RECORDS FOR THE TASK
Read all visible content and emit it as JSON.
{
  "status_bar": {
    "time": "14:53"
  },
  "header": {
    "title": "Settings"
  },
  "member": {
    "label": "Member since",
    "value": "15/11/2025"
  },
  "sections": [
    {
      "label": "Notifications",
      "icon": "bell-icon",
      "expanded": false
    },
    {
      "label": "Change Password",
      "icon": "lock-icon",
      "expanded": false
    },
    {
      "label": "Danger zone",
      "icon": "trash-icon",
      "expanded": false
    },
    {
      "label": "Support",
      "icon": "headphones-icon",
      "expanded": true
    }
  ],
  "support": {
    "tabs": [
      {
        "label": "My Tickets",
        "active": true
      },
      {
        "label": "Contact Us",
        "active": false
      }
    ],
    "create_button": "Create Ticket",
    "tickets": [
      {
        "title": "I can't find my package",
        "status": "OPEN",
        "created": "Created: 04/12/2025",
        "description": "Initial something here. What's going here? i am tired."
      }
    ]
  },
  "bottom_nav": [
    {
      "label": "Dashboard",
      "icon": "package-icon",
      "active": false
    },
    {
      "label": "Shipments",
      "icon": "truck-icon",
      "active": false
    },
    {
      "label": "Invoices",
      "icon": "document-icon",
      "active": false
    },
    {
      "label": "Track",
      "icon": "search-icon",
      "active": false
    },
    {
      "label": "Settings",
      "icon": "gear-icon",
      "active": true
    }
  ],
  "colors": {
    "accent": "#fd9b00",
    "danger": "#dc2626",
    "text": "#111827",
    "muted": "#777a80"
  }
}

GOAL
Locate all lines that include the word "icon" and copy them out.

WRITTEN ANSWER
      "icon": "bell-icon",
      "icon": "lock-icon",
      "icon": "trash-icon",
      "icon": "headphones-icon",
      "icon": "package-icon",
      "icon": "truck-icon",
      "icon": "document-icon",
      "icon": "search-icon",
      "icon": "gear-icon",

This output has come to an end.